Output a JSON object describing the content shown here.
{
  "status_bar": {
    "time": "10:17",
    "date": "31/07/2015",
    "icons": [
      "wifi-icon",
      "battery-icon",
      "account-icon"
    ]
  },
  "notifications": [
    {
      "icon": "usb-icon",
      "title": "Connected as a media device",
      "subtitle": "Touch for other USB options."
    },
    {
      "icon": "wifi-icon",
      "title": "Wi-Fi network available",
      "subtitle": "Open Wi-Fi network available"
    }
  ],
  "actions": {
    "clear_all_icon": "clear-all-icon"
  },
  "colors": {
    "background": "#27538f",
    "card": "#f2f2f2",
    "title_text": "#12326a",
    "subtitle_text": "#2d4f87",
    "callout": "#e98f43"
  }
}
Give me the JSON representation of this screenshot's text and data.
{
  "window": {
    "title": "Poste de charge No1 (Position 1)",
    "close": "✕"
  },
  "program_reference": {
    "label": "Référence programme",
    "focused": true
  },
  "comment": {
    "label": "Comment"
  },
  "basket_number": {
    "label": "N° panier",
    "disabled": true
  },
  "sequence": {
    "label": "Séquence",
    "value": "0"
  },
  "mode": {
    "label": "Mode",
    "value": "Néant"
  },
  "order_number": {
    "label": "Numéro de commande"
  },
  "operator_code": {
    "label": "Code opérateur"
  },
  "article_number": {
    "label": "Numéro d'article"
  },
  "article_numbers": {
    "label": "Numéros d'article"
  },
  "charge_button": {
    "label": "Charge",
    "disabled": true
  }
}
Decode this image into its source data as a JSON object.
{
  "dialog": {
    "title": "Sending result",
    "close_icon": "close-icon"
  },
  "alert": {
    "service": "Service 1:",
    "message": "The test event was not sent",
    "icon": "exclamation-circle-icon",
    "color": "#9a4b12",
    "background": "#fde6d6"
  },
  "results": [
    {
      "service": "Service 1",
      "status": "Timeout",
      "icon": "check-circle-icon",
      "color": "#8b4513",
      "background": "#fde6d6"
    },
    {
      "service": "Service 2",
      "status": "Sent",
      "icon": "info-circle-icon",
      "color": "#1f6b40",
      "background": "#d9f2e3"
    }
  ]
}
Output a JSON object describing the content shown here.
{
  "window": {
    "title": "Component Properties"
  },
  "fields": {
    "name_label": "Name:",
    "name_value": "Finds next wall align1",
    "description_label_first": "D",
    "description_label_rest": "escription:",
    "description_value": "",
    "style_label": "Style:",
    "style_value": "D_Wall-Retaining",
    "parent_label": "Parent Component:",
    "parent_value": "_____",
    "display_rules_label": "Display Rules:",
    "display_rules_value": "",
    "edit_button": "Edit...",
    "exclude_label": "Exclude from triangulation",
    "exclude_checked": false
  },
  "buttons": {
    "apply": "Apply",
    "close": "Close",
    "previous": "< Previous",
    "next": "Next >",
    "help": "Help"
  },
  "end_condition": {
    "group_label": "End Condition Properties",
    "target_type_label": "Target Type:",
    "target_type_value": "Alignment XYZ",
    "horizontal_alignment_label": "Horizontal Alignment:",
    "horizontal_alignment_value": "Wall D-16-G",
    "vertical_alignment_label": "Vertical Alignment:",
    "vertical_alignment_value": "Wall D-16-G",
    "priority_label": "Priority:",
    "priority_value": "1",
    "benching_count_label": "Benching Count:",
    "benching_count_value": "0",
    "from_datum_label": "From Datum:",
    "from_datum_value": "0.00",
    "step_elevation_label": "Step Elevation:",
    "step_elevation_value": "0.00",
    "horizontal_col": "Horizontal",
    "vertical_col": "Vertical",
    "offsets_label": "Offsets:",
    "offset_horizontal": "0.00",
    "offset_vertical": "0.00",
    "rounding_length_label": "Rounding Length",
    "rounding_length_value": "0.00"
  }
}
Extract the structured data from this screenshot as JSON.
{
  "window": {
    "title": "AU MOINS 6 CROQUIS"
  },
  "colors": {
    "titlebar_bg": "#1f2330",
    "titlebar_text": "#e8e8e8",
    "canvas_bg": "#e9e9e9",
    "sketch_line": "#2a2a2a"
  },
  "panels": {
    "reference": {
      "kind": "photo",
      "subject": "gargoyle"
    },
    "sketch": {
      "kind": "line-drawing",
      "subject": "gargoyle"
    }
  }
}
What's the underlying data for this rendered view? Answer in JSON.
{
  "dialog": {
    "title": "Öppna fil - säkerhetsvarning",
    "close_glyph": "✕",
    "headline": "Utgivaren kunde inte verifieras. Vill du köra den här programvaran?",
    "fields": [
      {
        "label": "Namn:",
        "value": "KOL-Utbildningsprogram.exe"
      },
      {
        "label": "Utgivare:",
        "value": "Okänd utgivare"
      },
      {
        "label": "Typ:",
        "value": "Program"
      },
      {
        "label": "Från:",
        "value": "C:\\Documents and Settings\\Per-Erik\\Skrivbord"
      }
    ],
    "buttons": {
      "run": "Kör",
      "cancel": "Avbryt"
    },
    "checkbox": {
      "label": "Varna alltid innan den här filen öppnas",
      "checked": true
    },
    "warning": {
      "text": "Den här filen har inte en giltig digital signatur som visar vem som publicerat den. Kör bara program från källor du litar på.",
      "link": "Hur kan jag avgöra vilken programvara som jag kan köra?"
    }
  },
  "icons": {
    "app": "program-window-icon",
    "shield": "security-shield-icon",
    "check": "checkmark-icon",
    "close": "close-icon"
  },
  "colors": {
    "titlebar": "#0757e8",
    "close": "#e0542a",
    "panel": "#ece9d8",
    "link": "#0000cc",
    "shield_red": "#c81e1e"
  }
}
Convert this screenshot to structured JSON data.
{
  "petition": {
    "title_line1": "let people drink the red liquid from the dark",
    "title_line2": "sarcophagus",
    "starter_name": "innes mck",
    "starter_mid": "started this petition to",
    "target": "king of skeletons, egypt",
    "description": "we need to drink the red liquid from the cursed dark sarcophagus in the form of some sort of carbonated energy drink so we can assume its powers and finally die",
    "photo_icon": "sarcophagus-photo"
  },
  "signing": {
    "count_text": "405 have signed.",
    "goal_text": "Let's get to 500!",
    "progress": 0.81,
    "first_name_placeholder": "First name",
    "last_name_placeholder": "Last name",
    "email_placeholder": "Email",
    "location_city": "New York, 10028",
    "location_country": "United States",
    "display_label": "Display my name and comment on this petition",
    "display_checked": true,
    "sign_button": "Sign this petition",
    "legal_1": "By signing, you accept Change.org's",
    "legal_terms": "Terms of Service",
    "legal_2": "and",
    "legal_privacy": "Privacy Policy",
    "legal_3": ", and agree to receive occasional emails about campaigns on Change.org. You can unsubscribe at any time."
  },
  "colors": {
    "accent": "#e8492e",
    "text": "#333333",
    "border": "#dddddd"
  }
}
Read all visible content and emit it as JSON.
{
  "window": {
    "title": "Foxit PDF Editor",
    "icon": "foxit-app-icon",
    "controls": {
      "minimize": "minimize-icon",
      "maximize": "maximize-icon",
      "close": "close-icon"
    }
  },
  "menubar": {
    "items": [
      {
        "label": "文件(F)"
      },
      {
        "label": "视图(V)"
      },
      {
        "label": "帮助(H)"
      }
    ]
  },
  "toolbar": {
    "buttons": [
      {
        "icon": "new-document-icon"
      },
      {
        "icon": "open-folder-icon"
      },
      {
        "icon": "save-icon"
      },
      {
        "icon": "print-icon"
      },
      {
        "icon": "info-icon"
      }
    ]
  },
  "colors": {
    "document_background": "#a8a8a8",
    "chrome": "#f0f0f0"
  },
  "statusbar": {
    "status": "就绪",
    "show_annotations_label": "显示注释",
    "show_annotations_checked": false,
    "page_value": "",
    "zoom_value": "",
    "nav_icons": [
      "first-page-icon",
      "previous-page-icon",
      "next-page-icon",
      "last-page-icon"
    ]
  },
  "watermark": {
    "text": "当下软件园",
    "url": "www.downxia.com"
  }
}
----
*Requirements*.
Find every line that has "drink" in it, then return those lines.

*Answer for the task*.
    "title_line1": "let people drink the red liquid from the dark",
    "description": "we need to drink the red liquid from the cursed dark sarcophagus in the form of some sort of carbonated energy drink so we can assume its powers and finally die",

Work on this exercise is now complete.